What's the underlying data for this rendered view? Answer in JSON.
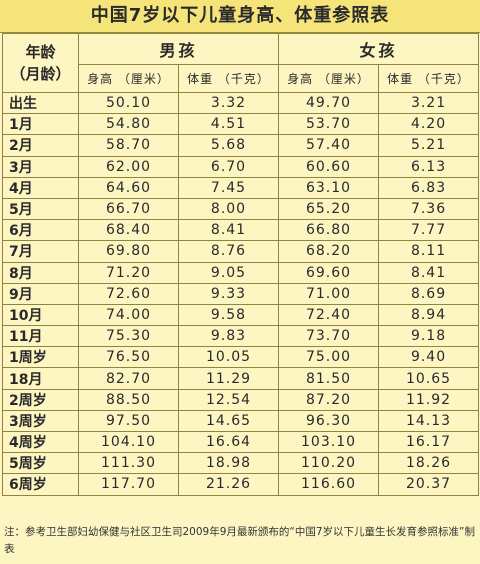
{
  "title": "中国7岁以下儿童身高、体重参照表",
  "header": {
    "age_line1": "年龄",
    "age_line2": "（月龄）",
    "boys": "男孩",
    "girls": "女孩",
    "height_label": "身高 （厘米）",
    "weight_label": "体重 （千克）"
  },
  "columns": [
    "年龄（月龄）",
    "男孩 身高（厘米）",
    "男孩 体重（千克）",
    "女孩 身高（厘米）",
    "女孩 体重（千克）"
  ],
  "rows": [
    {
      "age": "出生",
      "boy_height": "50.10",
      "boy_weight": "3.32",
      "girl_height": "49.70",
      "girl_weight": "3.21"
    },
    {
      "age": "1月",
      "boy_height": "54.80",
      "boy_weight": "4.51",
      "girl_height": "53.70",
      "girl_weight": "4.20"
    },
    {
      "age": "2月",
      "boy_height": "58.70",
      "boy_weight": "5.68",
      "girl_height": "57.40",
      "girl_weight": "5.21"
    },
    {
      "age": "3月",
      "boy_height": "62.00",
      "boy_weight": "6.70",
      "girl_height": "60.60",
      "girl_weight": "6.13"
    },
    {
      "age": "4月",
      "boy_height": "64.60",
      "boy_weight": "7.45",
      "girl_height": "63.10",
      "girl_weight": "6.83"
    },
    {
      "age": "5月",
      "boy_height": "66.70",
      "boy_weight": "8.00",
      "girl_height": "65.20",
      "girl_weight": "7.36"
    },
    {
      "age": "6月",
      "boy_height": "68.40",
      "boy_weight": "8.41",
      "girl_height": "66.80",
      "girl_weight": "7.77"
    },
    {
      "age": "7月",
      "boy_height": "69.80",
      "boy_weight": "8.76",
      "girl_height": "68.20",
      "girl_weight": "8.11"
    },
    {
      "age": "8月",
      "boy_height": "71.20",
      "boy_weight": "9.05",
      "girl_height": "69.60",
      "girl_weight": "8.41"
    },
    {
      "age": "9月",
      "boy_height": "72.60",
      "boy_weight": "9.33",
      "girl_height": "71.00",
      "girl_weight": "8.69"
    },
    {
      "age": "10月",
      "boy_height": "74.00",
      "boy_weight": "9.58",
      "girl_height": "72.40",
      "girl_weight": "8.94"
    },
    {
      "age": "11月",
      "boy_height": "75.30",
      "boy_weight": "9.83",
      "girl_height": "73.70",
      "girl_weight": "9.18"
    },
    {
      "age": "1周岁",
      "boy_height": "76.50",
      "boy_weight": "10.05",
      "girl_height": "75.00",
      "girl_weight": "9.40"
    },
    {
      "age": "18月",
      "boy_height": "82.70",
      "boy_weight": "11.29",
      "girl_height": "81.50",
      "girl_weight": "10.65"
    },
    {
      "age": "2周岁",
      "boy_height": "88.50",
      "boy_weight": "12.54",
      "girl_height": "87.20",
      "girl_weight": "11.92"
    },
    {
      "age": "3周岁",
      "boy_height": "97.50",
      "boy_weight": "14.65",
      "girl_height": "96.30",
      "girl_weight": "14.13"
    },
    {
      "age": "4周岁",
      "boy_height": "104.10",
      "boy_weight": "16.64",
      "girl_height": "103.10",
      "girl_weight": "16.17"
    },
    {
      "age": "5周岁",
      "boy_height": "111.30",
      "boy_weight": "18.98",
      "girl_height": "110.20",
      "girl_weight": "18.26"
    },
    {
      "age": "6周岁",
      "boy_height": "117.70",
      "boy_weight": "21.26",
      "girl_height": "116.60",
      "girl_weight": "20.37"
    }
  ],
  "note": "注：参考卫生部妇幼保健与社区卫生司2009年9月最新颁布的“中国7岁以下儿童生长发育参照标准”制表",
  "colors": {
    "background": "#fdf6c3",
    "title_band": "#f5e47a",
    "border": "#8f8440"
  }
}
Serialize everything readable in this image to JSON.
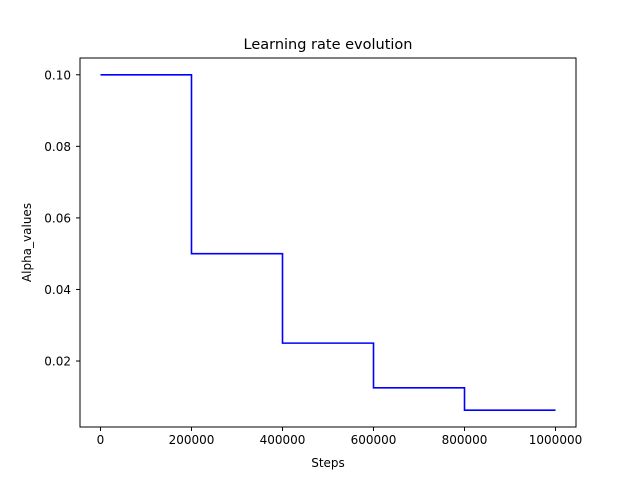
{
  "chart_data": {
    "type": "line",
    "title": "Learning rate evolution",
    "xlabel": "Steps",
    "ylabel": "Alpha_values",
    "xlim": [
      -45000,
      1045000
    ],
    "ylim": [
      0.00156,
      0.10469
    ],
    "xticks": [
      0,
      200000,
      400000,
      600000,
      800000,
      1000000
    ],
    "xtick_labels": [
      "0",
      "200000",
      "400000",
      "600000",
      "800000",
      "1000000"
    ],
    "yticks": [
      0.02,
      0.04,
      0.06,
      0.08,
      0.1
    ],
    "ytick_labels": [
      "0.02",
      "0.04",
      "0.06",
      "0.08",
      "0.10"
    ],
    "grid": false,
    "series": [
      {
        "color": "#0000ff",
        "step": "post",
        "x": [
          0,
          200000,
          400000,
          600000,
          800000,
          1000000
        ],
        "y": [
          0.1,
          0.05,
          0.025,
          0.0125,
          0.00625,
          0.00625
        ]
      }
    ]
  }
}
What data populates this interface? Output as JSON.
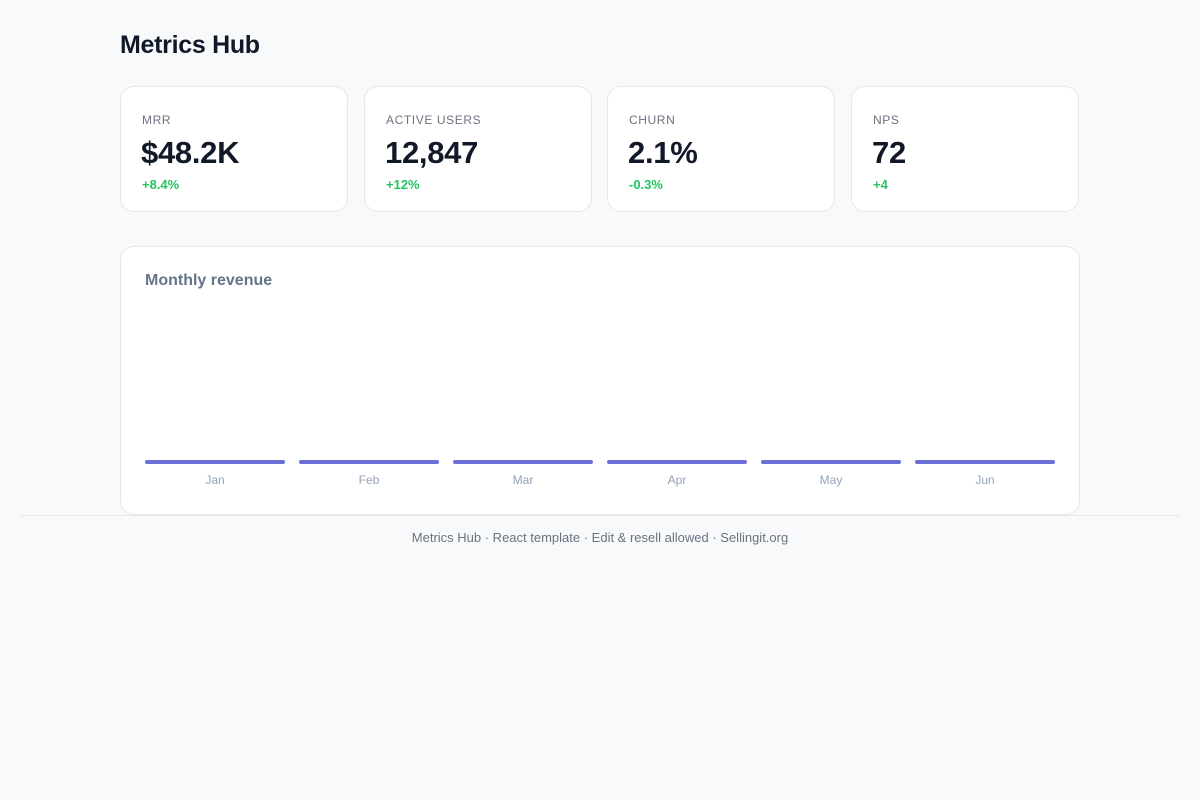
{
  "header": {
    "title": "Metrics Hub"
  },
  "stats": [
    {
      "label": "MRR",
      "value": "$48.2K",
      "delta": "+8.4%"
    },
    {
      "label": "ACTIVE USERS",
      "value": "12,847",
      "delta": "+12%"
    },
    {
      "label": "CHURN",
      "value": "2.1%",
      "delta": "-0.3%"
    },
    {
      "label": "NPS",
      "value": "72",
      "delta": "+4"
    }
  ],
  "chart": {
    "title": "Monthly revenue"
  },
  "chart_data": {
    "type": "bar",
    "categories": [
      "Jan",
      "Feb",
      "Mar",
      "Apr",
      "May",
      "Jun"
    ],
    "values": [
      0,
      0,
      0,
      0,
      0,
      0
    ],
    "title": "Monthly revenue",
    "xlabel": "",
    "ylabel": "",
    "grid": false,
    "bar_color": "#6c6fd8"
  },
  "footer": {
    "text": "Metrics Hub · React template · Edit & resell allowed · Sellingit.org"
  },
  "colors": {
    "accent": "#6c6fd8",
    "positive": "#22c55e"
  }
}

•••

Your instructions: A line counts if it holds the word "Metrics". How many lines of the entries count? Give the number only.

Written response: 2